◆ **PROBLEM DETAILS**
In the text on the Uma Bharti ministry, who succeeded Uma Bharti as Chief Minister of Madhya Pradesh?

(Beginning of EXCERPT PROVIDED)

- Date formed: 8 December 2003
- Date dissolved: 22 August 2004

People and organisations
- Chief Minister: Uma Bharti
- Member parties: Bharatiya Janata Party

History
- Predecessor: Digvijaya Singh
- Successor: Babulal Gaur

= Uma Bharti ministry =

Government of Madhya Pradesh, India (2003–2004)

The Uma Bharti ministry was the Council of Ministers in Madhya Pradesh headed by Uma Bharti of the Bharatiya Janata Party. Bharti served as the 15th Chief Minister of Madhya Pradesh from 8 December 2003 to 22 August 2004. She was preceded by Digvijaya Singh and succeeded by Babulal Gaur.

(End of EXCERPT PROVIDED)
(Beginning of DATA)

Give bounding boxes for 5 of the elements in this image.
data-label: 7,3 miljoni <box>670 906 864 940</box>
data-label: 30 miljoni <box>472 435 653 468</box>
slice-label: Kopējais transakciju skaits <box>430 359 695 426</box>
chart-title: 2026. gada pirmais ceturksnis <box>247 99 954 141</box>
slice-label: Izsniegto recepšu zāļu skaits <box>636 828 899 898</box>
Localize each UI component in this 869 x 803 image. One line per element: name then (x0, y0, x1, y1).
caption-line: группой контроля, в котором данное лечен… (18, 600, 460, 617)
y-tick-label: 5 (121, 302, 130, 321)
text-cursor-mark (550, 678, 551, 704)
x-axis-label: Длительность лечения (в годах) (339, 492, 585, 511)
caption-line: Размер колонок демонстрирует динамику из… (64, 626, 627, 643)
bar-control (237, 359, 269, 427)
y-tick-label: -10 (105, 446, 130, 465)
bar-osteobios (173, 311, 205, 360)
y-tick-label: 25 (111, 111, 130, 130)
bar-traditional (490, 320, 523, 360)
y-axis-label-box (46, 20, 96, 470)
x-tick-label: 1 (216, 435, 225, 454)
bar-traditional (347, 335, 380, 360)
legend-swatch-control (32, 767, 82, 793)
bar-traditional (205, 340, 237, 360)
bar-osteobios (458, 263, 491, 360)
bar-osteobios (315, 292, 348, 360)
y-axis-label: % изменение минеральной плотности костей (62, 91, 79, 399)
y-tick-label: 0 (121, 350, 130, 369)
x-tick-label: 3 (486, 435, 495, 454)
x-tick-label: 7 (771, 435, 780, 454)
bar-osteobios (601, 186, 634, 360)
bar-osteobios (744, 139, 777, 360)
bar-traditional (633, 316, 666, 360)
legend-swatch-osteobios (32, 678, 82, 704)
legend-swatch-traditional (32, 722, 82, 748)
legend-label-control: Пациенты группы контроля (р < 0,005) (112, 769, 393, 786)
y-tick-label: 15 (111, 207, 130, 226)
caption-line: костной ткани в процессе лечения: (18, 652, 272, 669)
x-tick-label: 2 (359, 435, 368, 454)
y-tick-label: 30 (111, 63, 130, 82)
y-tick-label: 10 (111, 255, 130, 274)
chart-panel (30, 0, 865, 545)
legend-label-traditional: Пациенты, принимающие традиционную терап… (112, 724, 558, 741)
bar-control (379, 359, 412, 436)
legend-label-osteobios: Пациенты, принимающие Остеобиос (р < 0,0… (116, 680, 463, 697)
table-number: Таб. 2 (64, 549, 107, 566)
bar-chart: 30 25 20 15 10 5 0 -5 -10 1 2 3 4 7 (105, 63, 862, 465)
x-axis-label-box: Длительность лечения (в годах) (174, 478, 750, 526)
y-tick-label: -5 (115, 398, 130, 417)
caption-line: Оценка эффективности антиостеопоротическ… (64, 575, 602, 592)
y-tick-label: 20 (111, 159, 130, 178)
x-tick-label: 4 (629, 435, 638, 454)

(End of DATA)

◆ **TASK SOLUTION**
Babulal Gaur